— start of MATERIAL TO PROCESS —

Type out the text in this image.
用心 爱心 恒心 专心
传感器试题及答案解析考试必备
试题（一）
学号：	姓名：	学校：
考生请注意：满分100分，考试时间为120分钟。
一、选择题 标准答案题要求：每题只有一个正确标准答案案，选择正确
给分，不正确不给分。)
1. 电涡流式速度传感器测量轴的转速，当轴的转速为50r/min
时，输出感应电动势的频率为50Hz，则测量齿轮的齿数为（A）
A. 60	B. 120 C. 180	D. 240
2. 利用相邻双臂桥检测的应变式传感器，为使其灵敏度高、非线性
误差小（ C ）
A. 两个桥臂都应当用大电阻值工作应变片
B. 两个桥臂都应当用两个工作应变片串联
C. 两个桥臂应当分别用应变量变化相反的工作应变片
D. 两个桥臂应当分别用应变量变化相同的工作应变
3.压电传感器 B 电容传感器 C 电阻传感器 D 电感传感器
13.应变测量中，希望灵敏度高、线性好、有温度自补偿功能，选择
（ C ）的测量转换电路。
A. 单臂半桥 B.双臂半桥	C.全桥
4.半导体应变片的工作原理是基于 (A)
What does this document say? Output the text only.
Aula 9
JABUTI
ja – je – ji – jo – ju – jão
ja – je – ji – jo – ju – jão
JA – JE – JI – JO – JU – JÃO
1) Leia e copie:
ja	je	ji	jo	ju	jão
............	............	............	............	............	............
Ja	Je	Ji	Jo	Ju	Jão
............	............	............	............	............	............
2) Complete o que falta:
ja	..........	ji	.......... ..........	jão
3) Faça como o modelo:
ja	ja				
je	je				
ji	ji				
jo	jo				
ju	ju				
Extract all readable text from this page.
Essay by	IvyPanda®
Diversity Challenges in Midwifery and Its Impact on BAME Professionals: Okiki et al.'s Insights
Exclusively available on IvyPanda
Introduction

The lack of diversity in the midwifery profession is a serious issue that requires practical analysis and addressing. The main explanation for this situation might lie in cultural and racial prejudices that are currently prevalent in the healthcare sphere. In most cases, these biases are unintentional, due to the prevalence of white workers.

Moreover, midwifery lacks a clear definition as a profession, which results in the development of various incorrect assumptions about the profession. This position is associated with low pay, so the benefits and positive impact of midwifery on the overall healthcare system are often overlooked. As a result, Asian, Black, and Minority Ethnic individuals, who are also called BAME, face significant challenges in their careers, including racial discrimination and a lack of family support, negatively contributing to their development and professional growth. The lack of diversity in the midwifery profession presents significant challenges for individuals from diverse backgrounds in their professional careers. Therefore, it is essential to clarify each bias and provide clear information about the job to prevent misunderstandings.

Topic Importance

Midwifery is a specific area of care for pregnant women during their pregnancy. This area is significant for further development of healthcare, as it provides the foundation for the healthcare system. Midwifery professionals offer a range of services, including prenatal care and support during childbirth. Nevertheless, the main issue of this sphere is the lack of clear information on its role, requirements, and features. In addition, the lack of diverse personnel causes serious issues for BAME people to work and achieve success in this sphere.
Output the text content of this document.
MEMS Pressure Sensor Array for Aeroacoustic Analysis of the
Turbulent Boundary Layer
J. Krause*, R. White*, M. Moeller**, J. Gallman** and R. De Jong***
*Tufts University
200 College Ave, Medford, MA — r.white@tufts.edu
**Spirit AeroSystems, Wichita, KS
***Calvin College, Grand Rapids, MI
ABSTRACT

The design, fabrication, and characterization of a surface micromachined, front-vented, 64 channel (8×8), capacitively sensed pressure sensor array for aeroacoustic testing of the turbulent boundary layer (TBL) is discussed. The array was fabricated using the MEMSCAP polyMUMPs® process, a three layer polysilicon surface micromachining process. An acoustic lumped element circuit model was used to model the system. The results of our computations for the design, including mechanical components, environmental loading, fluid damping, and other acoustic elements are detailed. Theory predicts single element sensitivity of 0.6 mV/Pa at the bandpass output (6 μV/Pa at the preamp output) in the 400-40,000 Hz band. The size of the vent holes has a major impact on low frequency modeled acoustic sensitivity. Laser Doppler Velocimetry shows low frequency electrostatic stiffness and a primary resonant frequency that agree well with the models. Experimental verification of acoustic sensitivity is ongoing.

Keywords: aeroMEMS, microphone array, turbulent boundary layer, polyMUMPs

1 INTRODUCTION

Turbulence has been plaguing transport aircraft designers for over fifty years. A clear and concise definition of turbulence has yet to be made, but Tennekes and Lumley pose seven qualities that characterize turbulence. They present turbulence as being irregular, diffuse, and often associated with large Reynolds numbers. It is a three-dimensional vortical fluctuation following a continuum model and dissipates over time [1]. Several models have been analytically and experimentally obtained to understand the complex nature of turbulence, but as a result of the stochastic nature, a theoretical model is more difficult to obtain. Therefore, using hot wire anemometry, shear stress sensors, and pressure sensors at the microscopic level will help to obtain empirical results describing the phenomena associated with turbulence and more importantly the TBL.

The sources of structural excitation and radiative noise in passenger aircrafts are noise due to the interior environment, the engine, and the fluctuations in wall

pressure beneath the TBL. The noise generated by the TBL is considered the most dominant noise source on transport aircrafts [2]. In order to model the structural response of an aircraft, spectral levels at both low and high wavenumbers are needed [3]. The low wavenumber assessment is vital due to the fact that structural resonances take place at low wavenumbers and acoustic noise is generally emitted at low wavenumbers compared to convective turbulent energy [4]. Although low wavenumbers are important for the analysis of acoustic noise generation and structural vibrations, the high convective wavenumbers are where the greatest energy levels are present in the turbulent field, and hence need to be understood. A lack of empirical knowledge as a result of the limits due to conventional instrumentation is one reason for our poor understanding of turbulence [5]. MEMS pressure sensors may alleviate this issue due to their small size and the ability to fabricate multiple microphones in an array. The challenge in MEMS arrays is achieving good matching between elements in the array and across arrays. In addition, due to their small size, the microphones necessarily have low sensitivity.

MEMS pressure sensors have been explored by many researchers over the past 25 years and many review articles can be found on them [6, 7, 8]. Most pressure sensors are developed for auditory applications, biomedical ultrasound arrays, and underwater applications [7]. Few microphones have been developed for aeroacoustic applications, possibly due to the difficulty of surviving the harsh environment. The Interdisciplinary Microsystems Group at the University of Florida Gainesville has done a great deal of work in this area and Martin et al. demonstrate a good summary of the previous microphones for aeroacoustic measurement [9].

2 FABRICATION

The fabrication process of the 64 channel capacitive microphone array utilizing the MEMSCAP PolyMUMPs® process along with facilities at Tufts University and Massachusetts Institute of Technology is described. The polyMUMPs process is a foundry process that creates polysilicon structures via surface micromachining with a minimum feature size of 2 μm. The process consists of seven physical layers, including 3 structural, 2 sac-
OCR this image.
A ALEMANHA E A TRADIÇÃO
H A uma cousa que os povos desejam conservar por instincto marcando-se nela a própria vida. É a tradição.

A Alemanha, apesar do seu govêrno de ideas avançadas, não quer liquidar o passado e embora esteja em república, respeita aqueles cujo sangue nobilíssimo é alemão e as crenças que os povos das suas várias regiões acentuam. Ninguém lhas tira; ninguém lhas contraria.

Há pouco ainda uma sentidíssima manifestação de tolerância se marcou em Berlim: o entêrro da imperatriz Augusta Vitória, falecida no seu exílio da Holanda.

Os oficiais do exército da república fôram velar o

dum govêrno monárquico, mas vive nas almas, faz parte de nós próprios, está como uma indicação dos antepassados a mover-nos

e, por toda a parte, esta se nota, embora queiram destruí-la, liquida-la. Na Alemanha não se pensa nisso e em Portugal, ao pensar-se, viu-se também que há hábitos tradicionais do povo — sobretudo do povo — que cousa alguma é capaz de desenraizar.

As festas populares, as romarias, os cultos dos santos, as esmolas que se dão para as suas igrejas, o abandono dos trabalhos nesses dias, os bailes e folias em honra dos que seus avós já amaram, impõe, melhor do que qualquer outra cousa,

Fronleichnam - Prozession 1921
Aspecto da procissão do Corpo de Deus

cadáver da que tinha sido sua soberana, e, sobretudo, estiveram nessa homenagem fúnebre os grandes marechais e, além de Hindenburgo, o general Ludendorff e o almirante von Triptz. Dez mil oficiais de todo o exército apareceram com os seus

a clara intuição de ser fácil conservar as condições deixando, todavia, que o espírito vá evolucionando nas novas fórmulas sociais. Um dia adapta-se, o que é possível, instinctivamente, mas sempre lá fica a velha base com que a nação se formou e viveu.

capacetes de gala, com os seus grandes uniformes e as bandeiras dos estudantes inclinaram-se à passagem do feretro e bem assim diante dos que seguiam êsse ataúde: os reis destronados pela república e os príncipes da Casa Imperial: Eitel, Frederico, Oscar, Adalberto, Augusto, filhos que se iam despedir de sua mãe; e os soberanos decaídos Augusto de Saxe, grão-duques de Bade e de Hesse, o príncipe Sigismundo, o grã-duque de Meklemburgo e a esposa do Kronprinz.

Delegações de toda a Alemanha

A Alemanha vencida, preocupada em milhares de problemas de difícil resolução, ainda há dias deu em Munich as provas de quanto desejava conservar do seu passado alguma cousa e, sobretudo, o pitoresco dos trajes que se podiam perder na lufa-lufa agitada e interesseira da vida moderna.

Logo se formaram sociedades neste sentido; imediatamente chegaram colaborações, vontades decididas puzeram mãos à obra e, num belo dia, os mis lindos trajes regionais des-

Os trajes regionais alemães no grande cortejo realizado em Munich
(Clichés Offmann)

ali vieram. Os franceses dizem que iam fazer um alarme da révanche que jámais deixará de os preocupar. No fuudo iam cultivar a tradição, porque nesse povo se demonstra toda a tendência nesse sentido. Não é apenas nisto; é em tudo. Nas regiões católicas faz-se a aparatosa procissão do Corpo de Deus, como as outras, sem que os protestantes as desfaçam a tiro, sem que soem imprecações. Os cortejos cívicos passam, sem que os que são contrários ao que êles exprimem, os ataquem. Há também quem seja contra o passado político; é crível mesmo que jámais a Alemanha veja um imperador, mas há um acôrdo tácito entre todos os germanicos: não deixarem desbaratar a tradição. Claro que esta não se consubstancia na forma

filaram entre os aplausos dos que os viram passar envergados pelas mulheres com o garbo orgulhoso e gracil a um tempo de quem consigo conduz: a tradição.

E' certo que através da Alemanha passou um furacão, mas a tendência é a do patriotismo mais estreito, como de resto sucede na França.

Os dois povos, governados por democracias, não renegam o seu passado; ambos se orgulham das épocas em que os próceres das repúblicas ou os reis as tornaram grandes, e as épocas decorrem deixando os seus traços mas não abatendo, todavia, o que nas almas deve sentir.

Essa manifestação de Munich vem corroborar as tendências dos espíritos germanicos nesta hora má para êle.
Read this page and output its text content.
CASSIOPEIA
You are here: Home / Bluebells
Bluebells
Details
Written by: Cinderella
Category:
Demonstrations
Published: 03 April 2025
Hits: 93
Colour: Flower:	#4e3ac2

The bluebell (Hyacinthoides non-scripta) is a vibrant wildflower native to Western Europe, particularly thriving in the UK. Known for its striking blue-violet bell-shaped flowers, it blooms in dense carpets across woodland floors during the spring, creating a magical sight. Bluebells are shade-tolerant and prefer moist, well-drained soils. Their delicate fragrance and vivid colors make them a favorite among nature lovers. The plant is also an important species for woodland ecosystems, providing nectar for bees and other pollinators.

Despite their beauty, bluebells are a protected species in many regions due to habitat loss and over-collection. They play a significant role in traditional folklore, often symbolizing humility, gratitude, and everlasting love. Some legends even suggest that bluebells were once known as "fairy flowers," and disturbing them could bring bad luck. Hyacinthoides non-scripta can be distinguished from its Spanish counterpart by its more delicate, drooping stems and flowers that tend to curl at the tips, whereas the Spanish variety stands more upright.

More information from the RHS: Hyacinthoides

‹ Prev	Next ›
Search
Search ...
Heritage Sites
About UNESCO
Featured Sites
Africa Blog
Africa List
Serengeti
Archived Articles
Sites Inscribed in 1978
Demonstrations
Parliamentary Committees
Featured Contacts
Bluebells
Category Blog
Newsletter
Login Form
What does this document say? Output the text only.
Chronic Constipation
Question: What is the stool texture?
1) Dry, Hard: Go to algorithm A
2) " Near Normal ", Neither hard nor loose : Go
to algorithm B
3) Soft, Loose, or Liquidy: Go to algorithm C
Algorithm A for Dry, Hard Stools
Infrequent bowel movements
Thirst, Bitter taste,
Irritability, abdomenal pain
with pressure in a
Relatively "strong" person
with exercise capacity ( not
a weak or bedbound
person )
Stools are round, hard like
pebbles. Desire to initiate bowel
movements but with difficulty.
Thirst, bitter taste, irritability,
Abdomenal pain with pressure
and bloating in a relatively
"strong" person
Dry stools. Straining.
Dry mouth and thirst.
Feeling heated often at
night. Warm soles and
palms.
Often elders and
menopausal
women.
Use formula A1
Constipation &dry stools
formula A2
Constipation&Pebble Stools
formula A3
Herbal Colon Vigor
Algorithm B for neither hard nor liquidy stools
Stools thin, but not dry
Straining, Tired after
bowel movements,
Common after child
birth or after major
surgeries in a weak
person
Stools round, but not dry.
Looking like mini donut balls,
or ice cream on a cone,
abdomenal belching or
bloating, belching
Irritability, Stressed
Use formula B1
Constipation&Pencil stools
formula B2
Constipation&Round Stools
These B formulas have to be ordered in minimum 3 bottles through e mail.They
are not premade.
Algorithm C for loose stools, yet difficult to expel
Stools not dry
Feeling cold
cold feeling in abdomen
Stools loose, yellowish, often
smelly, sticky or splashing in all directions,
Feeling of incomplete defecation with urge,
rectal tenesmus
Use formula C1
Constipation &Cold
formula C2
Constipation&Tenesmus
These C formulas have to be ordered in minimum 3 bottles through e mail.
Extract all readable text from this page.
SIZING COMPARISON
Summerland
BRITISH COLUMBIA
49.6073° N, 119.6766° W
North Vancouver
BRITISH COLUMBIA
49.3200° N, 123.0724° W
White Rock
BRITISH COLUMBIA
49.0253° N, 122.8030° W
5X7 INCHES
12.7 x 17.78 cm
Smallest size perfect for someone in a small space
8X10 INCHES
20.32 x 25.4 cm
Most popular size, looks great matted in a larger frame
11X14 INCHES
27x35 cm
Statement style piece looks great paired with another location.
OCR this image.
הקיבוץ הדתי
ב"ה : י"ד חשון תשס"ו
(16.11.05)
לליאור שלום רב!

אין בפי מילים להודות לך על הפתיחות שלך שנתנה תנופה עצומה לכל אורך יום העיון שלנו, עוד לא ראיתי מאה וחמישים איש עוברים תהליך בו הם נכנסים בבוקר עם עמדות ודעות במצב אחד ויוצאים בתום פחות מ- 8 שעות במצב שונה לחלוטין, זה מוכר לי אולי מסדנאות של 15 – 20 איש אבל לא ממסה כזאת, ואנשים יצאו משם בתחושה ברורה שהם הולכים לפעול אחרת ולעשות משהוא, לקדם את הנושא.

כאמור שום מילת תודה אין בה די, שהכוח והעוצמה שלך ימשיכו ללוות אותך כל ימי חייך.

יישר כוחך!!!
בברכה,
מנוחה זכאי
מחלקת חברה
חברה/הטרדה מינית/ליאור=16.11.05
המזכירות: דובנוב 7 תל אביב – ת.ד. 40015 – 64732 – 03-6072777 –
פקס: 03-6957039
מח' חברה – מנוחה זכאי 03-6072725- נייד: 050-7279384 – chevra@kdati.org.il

— end of MATERIAL TO PROCESS —

## TASK TO COMPLETE
Search the entries for "minimum" and copy out each line that has it.

## WRITTEN ANSWER
The fabrication process of the 64 channel capacitive microphone array utilizing the MEMSCAP PolyMUMPs® process along with facilities at Tufts University and Massachusetts Institute of Technology is described. The polyMUMPs process is a foundry process that creates polysilicon structures via surface micromachining with a minimum feature size of 2 μm. The process consists of seven physical layers, including 3 structural, 2 sac-
These B formulas have to be ordered in minimum 3 bottles through e mail.They
These C formulas have to be ordered in minimum 3 bottles through e mail.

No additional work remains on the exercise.